### WHAT THE EXERCISE ASKS
Extract every line of the material below and reproduce it faithfully.

■ ■ ■ ■ ■

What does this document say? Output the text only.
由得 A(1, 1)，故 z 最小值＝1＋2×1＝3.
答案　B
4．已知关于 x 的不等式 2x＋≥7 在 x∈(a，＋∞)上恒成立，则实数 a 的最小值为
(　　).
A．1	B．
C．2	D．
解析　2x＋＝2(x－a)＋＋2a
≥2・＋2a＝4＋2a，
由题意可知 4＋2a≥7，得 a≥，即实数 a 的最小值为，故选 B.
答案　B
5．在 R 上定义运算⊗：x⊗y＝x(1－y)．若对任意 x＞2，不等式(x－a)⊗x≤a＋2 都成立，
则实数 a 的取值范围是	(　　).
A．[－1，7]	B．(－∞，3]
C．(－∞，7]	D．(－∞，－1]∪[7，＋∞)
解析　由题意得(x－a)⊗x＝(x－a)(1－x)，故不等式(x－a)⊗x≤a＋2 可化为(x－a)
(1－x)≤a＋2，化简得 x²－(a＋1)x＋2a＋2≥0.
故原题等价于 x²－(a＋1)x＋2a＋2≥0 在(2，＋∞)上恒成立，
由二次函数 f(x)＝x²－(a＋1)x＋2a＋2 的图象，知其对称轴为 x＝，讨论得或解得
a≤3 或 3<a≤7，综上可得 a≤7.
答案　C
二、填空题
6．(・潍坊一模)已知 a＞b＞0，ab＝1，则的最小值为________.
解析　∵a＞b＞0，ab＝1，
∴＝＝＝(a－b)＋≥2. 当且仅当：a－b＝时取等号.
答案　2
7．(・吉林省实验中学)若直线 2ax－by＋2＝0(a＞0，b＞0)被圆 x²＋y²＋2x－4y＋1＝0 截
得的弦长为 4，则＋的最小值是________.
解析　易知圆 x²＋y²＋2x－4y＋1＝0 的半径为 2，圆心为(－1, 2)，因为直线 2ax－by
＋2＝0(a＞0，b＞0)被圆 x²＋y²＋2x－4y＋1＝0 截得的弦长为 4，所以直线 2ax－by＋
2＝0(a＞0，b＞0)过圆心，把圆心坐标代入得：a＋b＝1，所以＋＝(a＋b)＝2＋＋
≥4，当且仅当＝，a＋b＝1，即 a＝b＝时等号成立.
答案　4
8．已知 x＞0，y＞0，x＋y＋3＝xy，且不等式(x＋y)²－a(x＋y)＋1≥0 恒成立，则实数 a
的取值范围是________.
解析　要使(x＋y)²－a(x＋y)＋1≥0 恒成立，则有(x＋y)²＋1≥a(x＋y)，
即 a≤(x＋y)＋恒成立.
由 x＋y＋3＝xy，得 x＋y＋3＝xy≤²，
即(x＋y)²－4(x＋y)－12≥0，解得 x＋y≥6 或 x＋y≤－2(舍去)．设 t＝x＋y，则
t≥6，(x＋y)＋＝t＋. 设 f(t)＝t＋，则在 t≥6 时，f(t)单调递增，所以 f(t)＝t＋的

■ ■ ■ ■ ■

### ANSWER TO THE PROBLEM
What does this document say? Output the text only.
由得 A(1, 1)，故 z 最小值＝1＋2×1＝3.
答案　B
4．已知关于 x 的不等式 2x＋≥7 在 x∈(a，＋∞)上恒成立，则实数 a 的最小值为
(　　).
A．1	B．
C．2	D．
解析　2x＋＝2(x－a)＋＋2a
≥2・＋2a＝4＋2a，
由题意可知 4＋2a≥7，得 a≥，即实数 a 的最小值为，故选 B.
答案　B
5．在 R 上定义运算⊗：x⊗y＝x(1－y)．若对任意 x＞2，不等式(x－a)⊗x≤a＋2 都成立，
则实数 a 的取值范围是	(　　).
A．[－1，7]	B．(－∞，3]
C．(－∞，7]	D．(－∞，－1]∪[7，＋∞)
解析　由题意得(x－a)⊗x＝(x－a)(1－x)，故不等式(x－a)⊗x≤a＋2 可化为(x－a)
(1－x)≤a＋2，化简得 x²－(a＋1)x＋2a＋2≥0.
故原题等价于 x²－(a＋1)x＋2a＋2≥0 在(2，＋∞)上恒成立，
由二次函数 f(x)＝x²－(a＋1)x＋2a＋2 的图象，知其对称轴为 x＝，讨论得或解得
a≤3 或 3<a≤7，综上可得 a≤7.
答案　C
二、填空题
6．(・潍坊一模)已知 a＞b＞0，ab＝1，则的最小值为________.
解析　∵a＞b＞0，ab＝1，
∴＝＝＝(a－b)＋≥2. 当且仅当：a－b＝时取等号.
答案　2
7．(・吉林省实验中学)若直线 2ax－by＋2＝0(a＞0，b＞0)被圆 x²＋y²＋2x－4y＋1＝0 截
得的弦长为 4，则＋的最小值是________.
解析　易知圆 x²＋y²＋2x－4y＋1＝0 的半径为 2，圆心为(－1, 2)，因为直线 2ax－by
＋2＝0(a＞0，b＞0)被圆 x²＋y²＋2x－4y＋1＝0 截得的弦长为 4，所以直线 2ax－by＋
2＝0(a＞0，b＞0)过圆心，把圆心坐标代入得：a＋b＝1，所以＋＝(a＋b)＝2＋＋
≥4，当且仅当＝，a＋b＝1，即 a＝b＝时等号成立.
答案　4
8．已知 x＞0，y＞0，x＋y＋3＝xy，且不等式(x＋y)²－a(x＋y)＋1≥0 恒成立，则实数 a
的取值范围是________.
解析　要使(x＋y)²－a(x＋y)＋1≥0 恒成立，则有(x＋y)²＋1≥a(x＋y)，
即 a≤(x＋y)＋恒成立.
由 x＋y＋3＝xy，得 x＋y＋3＝xy≤²，
即(x＋y)²－4(x＋y)－12≥0，解得 x＋y≥6 或 x＋y≤－2(舍去)．设 t＝x＋y，则
t≥6，(x＋y)＋＝t＋. 设 f(t)＝t＋，则在 t≥6 时，f(t)单调递增，所以 f(t)＝t＋的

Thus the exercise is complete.